[START OF EXCERPTED DATA]
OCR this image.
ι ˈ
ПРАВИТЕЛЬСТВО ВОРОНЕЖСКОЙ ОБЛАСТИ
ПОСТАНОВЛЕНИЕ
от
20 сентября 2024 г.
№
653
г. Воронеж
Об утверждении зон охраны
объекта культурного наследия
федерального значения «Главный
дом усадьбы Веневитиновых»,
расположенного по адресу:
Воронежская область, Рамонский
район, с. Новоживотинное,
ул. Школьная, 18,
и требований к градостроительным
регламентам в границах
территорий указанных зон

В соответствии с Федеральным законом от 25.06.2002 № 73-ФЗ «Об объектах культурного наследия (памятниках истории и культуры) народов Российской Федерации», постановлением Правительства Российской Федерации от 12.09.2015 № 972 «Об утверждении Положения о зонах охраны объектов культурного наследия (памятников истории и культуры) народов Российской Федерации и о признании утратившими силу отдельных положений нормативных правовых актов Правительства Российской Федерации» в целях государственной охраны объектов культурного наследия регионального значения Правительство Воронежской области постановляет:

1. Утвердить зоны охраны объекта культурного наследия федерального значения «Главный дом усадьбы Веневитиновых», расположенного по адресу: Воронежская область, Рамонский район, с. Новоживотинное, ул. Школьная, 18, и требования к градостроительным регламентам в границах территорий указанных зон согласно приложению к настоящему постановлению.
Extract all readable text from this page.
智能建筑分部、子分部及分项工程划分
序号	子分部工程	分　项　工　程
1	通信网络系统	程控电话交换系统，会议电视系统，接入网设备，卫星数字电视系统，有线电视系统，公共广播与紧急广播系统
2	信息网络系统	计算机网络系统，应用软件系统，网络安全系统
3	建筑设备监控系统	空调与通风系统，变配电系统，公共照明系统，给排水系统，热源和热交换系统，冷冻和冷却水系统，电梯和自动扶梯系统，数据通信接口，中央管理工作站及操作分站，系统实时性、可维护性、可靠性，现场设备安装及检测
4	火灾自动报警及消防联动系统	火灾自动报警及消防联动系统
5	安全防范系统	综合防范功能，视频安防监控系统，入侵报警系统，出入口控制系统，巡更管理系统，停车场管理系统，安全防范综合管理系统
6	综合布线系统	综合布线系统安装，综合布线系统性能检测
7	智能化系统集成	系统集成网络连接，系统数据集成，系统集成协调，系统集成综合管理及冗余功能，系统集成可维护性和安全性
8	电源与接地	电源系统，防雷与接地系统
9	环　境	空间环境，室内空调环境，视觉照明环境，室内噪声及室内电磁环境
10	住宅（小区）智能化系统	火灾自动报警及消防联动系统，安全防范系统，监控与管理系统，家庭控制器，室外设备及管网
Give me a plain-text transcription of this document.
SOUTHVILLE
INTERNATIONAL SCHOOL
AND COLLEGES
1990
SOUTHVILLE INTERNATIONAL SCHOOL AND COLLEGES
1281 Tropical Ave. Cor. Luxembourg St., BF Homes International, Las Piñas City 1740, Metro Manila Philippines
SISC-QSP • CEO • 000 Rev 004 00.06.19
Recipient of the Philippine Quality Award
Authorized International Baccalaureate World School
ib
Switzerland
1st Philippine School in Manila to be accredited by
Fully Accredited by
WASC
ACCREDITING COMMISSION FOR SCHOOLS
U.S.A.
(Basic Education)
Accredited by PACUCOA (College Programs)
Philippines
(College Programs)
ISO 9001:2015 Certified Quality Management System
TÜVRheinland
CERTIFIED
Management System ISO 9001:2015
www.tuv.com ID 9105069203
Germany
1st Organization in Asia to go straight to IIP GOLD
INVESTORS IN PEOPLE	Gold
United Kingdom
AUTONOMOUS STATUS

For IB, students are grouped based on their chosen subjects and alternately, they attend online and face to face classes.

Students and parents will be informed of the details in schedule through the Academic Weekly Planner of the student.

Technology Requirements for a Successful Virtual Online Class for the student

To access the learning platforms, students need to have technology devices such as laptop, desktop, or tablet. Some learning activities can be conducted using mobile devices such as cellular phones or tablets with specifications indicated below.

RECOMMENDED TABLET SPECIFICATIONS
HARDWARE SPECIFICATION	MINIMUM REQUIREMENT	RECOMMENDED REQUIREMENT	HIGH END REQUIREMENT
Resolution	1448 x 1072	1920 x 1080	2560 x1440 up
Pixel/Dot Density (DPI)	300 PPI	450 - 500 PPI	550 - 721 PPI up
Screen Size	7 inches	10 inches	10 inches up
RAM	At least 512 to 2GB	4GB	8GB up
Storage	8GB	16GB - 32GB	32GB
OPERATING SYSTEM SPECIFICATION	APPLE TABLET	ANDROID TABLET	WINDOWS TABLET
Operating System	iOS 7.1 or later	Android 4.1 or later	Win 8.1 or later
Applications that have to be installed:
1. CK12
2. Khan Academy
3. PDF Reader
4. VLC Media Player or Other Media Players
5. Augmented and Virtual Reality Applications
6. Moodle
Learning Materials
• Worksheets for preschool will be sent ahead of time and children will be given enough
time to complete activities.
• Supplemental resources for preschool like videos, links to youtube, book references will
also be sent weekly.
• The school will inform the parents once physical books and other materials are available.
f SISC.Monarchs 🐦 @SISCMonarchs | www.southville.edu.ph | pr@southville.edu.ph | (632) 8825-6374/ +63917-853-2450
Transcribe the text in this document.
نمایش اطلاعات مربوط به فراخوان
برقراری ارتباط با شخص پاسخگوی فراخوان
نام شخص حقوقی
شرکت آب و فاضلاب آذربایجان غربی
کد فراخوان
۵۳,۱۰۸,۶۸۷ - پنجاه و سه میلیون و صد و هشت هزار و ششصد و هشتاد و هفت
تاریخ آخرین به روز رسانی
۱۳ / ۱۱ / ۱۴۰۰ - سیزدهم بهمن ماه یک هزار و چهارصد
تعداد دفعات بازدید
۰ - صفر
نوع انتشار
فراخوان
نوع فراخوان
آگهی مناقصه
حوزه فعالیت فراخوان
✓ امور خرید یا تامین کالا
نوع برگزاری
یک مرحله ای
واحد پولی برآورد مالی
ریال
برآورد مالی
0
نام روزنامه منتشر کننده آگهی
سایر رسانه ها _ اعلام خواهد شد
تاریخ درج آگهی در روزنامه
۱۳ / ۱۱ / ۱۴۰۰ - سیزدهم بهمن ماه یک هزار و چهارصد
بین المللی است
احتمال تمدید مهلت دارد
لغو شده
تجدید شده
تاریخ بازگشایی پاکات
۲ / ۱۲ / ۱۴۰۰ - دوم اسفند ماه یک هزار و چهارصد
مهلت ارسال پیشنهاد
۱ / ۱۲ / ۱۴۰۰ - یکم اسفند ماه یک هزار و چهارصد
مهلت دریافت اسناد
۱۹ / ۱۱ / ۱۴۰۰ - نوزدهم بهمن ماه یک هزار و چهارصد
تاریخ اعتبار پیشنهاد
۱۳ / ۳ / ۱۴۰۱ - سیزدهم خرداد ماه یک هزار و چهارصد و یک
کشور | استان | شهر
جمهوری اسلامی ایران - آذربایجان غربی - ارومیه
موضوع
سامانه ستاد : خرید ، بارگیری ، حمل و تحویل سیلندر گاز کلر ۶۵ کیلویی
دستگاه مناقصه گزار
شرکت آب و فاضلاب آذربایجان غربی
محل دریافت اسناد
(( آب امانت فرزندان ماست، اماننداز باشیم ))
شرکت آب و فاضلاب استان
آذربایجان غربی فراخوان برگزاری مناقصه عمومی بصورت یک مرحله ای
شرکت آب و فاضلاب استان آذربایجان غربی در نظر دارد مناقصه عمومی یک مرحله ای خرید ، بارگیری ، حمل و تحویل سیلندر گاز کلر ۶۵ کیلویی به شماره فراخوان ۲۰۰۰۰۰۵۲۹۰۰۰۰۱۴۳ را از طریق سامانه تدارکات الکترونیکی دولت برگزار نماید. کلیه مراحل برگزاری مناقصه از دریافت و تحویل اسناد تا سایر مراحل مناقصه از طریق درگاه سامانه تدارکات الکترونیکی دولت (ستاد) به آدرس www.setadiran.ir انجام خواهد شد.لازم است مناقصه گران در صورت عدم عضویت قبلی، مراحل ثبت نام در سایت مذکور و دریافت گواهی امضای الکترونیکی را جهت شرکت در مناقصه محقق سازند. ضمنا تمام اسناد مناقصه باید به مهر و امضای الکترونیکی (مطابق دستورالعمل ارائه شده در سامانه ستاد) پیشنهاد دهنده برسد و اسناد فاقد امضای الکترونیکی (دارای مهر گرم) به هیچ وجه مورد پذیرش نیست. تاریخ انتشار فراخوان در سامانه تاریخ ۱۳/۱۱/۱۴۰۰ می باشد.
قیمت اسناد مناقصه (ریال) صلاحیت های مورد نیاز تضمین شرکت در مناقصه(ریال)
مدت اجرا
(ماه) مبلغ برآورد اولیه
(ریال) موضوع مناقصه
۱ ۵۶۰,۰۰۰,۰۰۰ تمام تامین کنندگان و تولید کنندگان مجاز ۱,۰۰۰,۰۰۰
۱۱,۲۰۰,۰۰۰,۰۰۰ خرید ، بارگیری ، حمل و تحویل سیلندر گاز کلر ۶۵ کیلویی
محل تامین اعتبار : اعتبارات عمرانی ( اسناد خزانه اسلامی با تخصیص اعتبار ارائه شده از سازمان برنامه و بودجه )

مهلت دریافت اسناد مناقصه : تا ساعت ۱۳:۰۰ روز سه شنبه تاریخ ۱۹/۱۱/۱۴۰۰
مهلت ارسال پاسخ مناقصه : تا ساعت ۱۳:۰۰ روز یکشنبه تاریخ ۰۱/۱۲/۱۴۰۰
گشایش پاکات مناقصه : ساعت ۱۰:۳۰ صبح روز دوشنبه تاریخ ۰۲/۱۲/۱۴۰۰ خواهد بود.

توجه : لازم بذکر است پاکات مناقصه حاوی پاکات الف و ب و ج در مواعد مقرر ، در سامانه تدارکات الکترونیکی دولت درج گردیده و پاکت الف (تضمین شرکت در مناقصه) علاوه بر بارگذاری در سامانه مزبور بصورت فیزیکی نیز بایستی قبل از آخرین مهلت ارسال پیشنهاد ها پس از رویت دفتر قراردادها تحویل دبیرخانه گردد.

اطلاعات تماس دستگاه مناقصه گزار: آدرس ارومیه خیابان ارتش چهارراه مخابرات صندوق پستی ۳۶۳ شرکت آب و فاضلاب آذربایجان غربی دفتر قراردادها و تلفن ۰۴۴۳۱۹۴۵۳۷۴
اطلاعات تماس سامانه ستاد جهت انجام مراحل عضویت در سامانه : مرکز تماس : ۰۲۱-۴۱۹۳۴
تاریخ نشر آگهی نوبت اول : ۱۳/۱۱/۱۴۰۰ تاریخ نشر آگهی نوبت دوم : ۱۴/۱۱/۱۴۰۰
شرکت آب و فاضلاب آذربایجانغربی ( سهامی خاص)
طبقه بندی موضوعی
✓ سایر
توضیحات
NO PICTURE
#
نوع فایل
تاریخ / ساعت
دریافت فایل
[END OF EXCERPTED DATA]
EXERCISE DESCRIPTION
Only the number is wanted: how many lines in the data include the string "تماس"?

FINISHED ANSWER
2